▸ Material provided
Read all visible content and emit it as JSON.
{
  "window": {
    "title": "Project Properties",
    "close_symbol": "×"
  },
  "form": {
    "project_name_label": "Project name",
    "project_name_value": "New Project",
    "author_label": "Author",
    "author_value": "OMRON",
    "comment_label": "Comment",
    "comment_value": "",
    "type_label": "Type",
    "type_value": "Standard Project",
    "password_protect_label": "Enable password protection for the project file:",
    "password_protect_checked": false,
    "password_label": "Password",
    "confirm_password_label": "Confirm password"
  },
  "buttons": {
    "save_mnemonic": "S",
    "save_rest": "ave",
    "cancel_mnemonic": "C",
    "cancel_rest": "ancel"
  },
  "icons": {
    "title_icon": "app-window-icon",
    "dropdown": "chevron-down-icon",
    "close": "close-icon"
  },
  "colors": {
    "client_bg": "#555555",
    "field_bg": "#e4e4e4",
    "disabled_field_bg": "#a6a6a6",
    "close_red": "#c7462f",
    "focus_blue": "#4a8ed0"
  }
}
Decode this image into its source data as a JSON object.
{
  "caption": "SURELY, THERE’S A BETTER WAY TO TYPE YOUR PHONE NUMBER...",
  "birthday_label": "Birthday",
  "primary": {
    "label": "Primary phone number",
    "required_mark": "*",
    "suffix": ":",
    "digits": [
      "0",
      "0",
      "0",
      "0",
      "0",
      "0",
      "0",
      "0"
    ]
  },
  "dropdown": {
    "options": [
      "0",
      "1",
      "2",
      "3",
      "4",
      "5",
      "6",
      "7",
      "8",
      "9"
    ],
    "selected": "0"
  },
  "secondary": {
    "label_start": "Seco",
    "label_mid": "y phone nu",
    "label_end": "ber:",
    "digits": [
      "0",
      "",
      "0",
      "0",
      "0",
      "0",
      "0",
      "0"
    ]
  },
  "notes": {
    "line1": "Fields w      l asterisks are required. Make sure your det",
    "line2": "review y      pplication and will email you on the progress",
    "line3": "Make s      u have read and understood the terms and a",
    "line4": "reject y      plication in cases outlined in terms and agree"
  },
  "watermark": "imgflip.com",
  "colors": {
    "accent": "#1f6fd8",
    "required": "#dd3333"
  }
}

▸ The exercise
Where a line of the material above holds the string "terms", copy that line.

▸ Written solution
    "line3": "Make s      u have read and understood the terms and a",
    "line4": "reject y      plication in cases outlined in terms and agree"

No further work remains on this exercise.